Exercise aim
In each line of the data below, substitute "bounding box" for every occurrence of "bbox" and leave everything else unchanged. Omit the pictures from your answer.

Records of where elements appear
---------------

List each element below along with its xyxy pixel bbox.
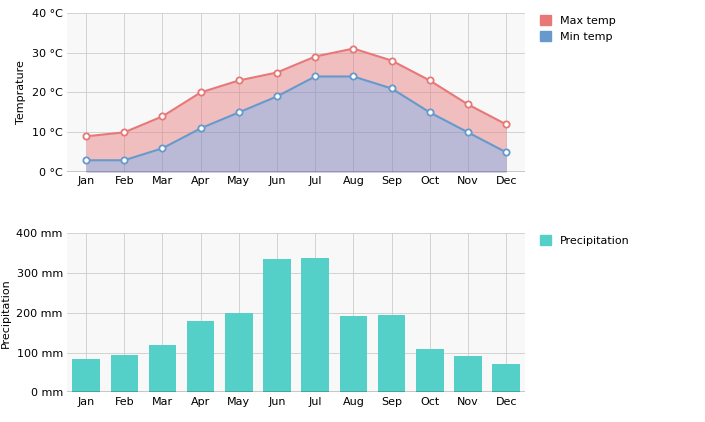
Bar	[149, 345, 176, 392]
Y-axis label: Temprature: Temprature	[16, 60, 26, 124]
Bar	[225, 314, 252, 392]
Bar	[302, 257, 329, 392]
Bar	[111, 355, 138, 392]
Bar	[416, 349, 443, 392]
Bar	[378, 315, 405, 392]
Bar	[187, 321, 214, 392]
Y-axis label: Precipitation: Precipitation	[1, 278, 11, 348]
Bar	[492, 364, 520, 392]
Legend: Max temp, Min temp: Max temp, Min temp	[540, 15, 615, 42]
Bar	[263, 259, 290, 392]
Bar	[340, 316, 367, 392]
Bar	[73, 360, 100, 392]
Bar	[454, 356, 482, 392]
Legend: Precipitation: Precipitation	[540, 235, 630, 246]
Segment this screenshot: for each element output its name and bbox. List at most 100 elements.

---------------

Output of the task
List each element below along with its xyxy pixel bounding box.
Bar	[149, 345, 176, 392]
Y-axis label: Temprature: Temprature	[16, 60, 26, 124]
Bar	[225, 314, 252, 392]
Bar	[302, 257, 329, 392]
Bar	[111, 355, 138, 392]
Bar	[416, 349, 443, 392]
Bar	[378, 315, 405, 392]
Bar	[187, 321, 214, 392]
Y-axis label: Precipitation: Precipitation	[1, 278, 11, 348]
Bar	[492, 364, 520, 392]
Legend: Max temp, Min temp: Max temp, Min temp	[540, 15, 615, 42]
Bar	[263, 259, 290, 392]
Bar	[340, 316, 367, 392]
Bar	[73, 360, 100, 392]
Bar	[454, 356, 482, 392]
Legend: Precipitation: Precipitation	[540, 235, 630, 246]
Segment this screenshot: for each element output its name and bounding box. List at most 100 elements.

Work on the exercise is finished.